Transcribe all of the records precisely as they are presented.

***** DATA SECTION

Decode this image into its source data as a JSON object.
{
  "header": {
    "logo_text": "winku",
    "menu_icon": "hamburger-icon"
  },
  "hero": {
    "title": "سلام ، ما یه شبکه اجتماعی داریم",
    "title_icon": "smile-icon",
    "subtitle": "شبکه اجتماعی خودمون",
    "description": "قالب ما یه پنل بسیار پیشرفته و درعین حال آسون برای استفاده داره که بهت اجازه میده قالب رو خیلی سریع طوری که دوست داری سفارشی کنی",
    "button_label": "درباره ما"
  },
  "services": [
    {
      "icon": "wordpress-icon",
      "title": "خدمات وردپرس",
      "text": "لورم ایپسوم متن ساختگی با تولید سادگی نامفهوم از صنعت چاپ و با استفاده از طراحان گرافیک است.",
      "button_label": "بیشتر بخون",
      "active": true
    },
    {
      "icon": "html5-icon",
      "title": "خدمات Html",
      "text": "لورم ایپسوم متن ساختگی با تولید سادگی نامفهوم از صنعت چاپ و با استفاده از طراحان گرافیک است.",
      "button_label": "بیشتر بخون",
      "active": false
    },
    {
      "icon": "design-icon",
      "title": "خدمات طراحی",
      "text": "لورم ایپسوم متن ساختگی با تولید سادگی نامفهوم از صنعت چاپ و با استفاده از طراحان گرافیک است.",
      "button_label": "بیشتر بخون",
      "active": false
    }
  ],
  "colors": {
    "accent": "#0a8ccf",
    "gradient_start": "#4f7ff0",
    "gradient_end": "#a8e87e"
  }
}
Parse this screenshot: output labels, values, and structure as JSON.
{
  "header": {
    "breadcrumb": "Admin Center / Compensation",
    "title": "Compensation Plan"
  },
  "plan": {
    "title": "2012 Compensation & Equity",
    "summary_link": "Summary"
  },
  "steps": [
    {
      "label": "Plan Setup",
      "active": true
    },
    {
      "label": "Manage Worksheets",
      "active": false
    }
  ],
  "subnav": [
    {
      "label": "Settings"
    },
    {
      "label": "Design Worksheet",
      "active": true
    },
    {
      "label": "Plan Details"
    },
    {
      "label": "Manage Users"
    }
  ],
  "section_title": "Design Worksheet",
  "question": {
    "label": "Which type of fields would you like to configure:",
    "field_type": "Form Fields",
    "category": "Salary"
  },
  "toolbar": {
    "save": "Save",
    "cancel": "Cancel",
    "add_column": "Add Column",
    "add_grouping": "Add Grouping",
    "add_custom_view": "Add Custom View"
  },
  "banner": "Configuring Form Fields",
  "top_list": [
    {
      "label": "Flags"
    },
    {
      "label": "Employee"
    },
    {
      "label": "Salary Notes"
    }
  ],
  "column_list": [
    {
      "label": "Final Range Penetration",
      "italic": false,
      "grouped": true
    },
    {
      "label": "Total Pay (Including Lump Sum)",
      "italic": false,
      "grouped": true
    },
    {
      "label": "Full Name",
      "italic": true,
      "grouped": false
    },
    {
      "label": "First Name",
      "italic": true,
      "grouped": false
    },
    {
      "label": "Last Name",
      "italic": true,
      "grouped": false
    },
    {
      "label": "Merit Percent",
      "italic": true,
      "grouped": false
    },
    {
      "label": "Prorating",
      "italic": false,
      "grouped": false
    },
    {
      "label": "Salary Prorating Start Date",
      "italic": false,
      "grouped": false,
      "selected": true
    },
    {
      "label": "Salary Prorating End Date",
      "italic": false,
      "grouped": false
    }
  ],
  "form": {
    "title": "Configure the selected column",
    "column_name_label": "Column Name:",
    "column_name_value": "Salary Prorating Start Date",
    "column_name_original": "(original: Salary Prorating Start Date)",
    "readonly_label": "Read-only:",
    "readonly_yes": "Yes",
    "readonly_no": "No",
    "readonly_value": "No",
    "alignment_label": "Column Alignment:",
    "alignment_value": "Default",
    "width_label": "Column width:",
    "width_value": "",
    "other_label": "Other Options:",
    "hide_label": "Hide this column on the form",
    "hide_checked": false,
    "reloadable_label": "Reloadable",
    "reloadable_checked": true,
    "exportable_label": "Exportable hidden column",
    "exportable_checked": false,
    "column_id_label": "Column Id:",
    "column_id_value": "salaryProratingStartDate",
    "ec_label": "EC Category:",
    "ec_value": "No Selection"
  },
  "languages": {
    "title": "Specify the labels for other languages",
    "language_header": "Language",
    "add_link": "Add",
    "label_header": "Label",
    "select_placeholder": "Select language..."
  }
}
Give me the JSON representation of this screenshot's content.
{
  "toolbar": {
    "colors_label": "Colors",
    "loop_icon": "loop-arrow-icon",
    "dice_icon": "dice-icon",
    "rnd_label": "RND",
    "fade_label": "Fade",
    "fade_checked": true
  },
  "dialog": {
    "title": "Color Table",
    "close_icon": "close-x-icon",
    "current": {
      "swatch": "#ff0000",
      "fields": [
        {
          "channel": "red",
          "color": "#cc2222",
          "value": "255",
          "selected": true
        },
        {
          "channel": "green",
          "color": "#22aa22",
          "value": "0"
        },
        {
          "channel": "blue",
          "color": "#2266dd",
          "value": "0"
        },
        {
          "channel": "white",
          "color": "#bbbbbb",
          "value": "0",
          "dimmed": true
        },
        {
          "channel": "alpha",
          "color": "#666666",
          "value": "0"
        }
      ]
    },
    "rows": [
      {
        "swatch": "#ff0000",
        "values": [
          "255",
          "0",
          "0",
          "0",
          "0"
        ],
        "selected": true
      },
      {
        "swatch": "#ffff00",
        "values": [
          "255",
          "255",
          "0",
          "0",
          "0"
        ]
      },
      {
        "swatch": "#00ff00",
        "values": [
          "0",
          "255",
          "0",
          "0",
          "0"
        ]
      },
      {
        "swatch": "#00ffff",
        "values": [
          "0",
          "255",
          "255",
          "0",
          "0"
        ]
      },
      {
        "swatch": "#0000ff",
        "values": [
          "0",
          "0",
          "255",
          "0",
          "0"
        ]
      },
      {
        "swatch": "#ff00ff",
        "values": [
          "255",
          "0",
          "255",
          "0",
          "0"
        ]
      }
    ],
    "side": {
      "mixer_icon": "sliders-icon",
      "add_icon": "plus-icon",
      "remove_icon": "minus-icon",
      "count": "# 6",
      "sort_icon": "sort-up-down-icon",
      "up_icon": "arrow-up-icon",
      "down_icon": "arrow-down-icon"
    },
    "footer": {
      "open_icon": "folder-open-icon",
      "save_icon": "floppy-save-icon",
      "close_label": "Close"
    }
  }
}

**********

FULL SOLUTION:
Decode this image into its source data as a JSON object.
{
  "header": {
    "logo_text": "winku",
    "menu_icon": "hamburger-icon"
  },
  "hero": {
    "title": "سلام ، ما یه شبکه اجتماعی داریم",
    "title_icon": "smile-icon",
    "subtitle": "شبکه اجتماعی خودمون",
    "description": "قالب ما یه پنل بسیار پیشرفته و درعین حال آسون برای استفاده داره که بهت اجازه میده قالب رو خیلی سریع طوری که دوست داری سفارشی کنی",
    "button_label": "درباره ما"
  },
  "services": [
    {
      "icon": "wordpress-icon",
      "title": "خدمات وردپرس",
      "text": "لورم ایپسوم متن ساختگی با تولید سادگی نامفهوم از صنعت چاپ و با استفاده از طراحان گرافیک است.",
      "button_label": "بیشتر بخون",
      "active": true
    },
    {
      "icon": "html5-icon",
      "title": "خدمات Html",
      "text": "لورم ایپسوم متن ساختگی با تولید سادگی نامفهوم از صنعت چاپ و با استفاده از طراحان گرافیک است.",
      "button_label": "بیشتر بخون",
      "active": false
    },
    {
      "icon": "design-icon",
      "title": "خدمات طراحی",
      "text": "لورم ایپسوم متن ساختگی با تولید سادگی نامفهوم از صنعت چاپ و با استفاده از طراحان گرافیک است.",
      "button_label": "بیشتر بخون",
      "active": false
    }
  ],
  "colors": {
    "accent": "#0a8ccf",
    "gradient_start": "#4f7ff0",
    "gradient_end": "#a8e87e"
  }
}
Parse this screenshot: output labels, values, and structure as JSON.
{
  "header": {
    "breadcrumb": "Admin Center / Compensation",
    "title": "Compensation Plan"
  },
  "plan": {
    "title": "2012 Compensation & Equity",
    "summary_link": "Summary"
  },
  "steps": [
    {
      "label": "Plan Setup",
      "active": true
    },
    {
      "label": "Manage Worksheets",
      "active": false
    }
  ],
  "subnav": [
    {
      "label": "Settings"
    },
    {
      "label": "Design Worksheet",
      "active": true
    },
    {
      "label": "Plan Details"
    },
    {
      "label": "Manage Users"
    }
  ],
  "section_title": "Design Worksheet",
  "question": {
    "label": "Which type of fields would you like to configure:",
    "field_type": "Form Fields",
    "category": "Salary"
  },
  "toolbar": {
    "save": "Save",
    "cancel": "Cancel",
    "add_column": "Add Column",
    "add_grouping": "Add Grouping",
    "add_custom_view": "Add Custom View"
  },
  "banner": "Configuring Form Fields",
  "top_list": [
    {
      "label": "Flags"
    },
    {
      "label": "Employee"
    },
    {
      "label": "Salary Notes"
    }
  ],
  "column_list": [
    {
      "label": "Final Range Penetration",
      "italic": false,
      "grouped": true
    },
    {
      "label": "Total Pay (Including Lump Sum)",
      "italic": false,
      "grouped": true
    },
    {
      "label": "Full Name",
      "italic": true,
      "grouped": false
    },
    {
      "label": "First Name",
      "italic": true,
      "grouped": false
    },
    {
      "label": "Last Name",
      "italic": true,
      "grouped": false
    },
    {
      "label": "Merit Percent",
      "italic": true,
      "grouped": false
    },
    {
      "label": "Prorating",
      "italic": false,
      "grouped": false
    },
    {
      "label": "Salary Prorating Start Date",
      "italic": false,
      "grouped": false,
      "selected": true
    },
    {
      "label": "Salary Prorating End Date",
      "italic": false,
      "grouped": false
    }
  ],
  "form": {
    "title": "Configure the selected column",
    "column_name_label": "Column Name:",
    "column_name_value": "Salary Prorating Start Date",
    "column_name_original": "(original: Salary Prorating Start Date)",
    "readonly_label": "Read-only:",
    "readonly_yes": "Yes",
    "readonly_no": "No",
    "readonly_value": "No",
    "alignment_label": "Column Alignment:",
    "alignment_value": "Default",
    "width_label": "Column width:",
    "width_value": "",
    "other_label": "Other Options:",
    "hide_label": "Hide this column on the form",
    "hide_checked": false,
    "reloadable_label": "Reloadable",
    "reloadable_checked": true,
    "exportable_label": "Exportable hidden column",
    "exportable_checked": false,
    "column_id_label": "Column Id:",
    "column_id_value": "salaryProratingStartDate",
    "ec_label": "EC Category:",
    "ec_value": "No Selection"
  },
  "languages": {
    "title": "Specify the labels for other languages",
    "language_header": "Language",
    "add_link": "Add",
    "label_header": "Label",
    "select_placeholder": "Select language..."
  }
}
Give me the JSON representation of this screenshot's content.
{
  "toolbar": {
    "colors_label": "Colors",
    "loop_icon": "loop-arrow-icon",
    "dice_icon": "dice-icon",
    "rnd_label": "RND",
    "fade_label": "Fade",
    "fade_checked": true
  },
  "dialog": {
    "title": "Color Table",
    "close_icon": "close-x-icon",
    "current": {
      "swatch": "#ff0000",
      "fields": [
        {
          "channel": "red",
          "color": "#cc2222",
          "value": "255",
          "selected": true
        },
        {
          "channel": "green",
          "color": "#22aa22",
          "value": "0"
        },
        {
          "channel": "blue",
          "color": "#2266dd",
          "value": "0"
        },
        {
          "channel": "white",
          "color": "#bbbbbb",
          "value": "0",
          "dimmed": true
        },
        {
          "channel": "alpha",
          "color": "#666666",
          "value": "0"
        }
      ]
    },
    "rows": [
      {
        "swatch": "#ff0000",
        "values": [
          "255",
          "0",
          "0",
          "0",
          "0"
        ],
        "selected": true
      },
      {
        "swatch": "#ffff00",
        "values": [
          "255",
          "255",
          "0",
          "0",
          "0"
        ]
      },
      {
        "swatch": "#00ff00",
        "values": [
          "0",
          "255",
          "0",
          "0",
          "0"
        ]
      },
      {
        "swatch": "#00ffff",
        "values": [
          "0",
          "255",
          "255",
          "0",
          "0"
        ]
      },
      {
        "swatch": "#0000ff",
        "values": [
          "0",
          "0",
          "255",
          "0",
          "0"
        ]
      },
      {
        "swatch": "#ff00ff",
        "values": [
          "255",
          "0",
          "255",
          "0",
          "0"
        ]
      }
    ],
    "side": {
      "mixer_icon": "sliders-icon",
      "add_icon": "plus-icon",
      "remove_icon": "minus-icon",
      "count": "# 6",
      "sort_icon": "sort-up-down-icon",
      "up_icon": "arrow-up-icon",
      "down_icon": "arrow-down-icon"
    },
    "footer": {
      "open_icon": "folder-open-icon",
      "save_icon": "floppy-save-icon",
      "close_label": "Close"
    }
  }
}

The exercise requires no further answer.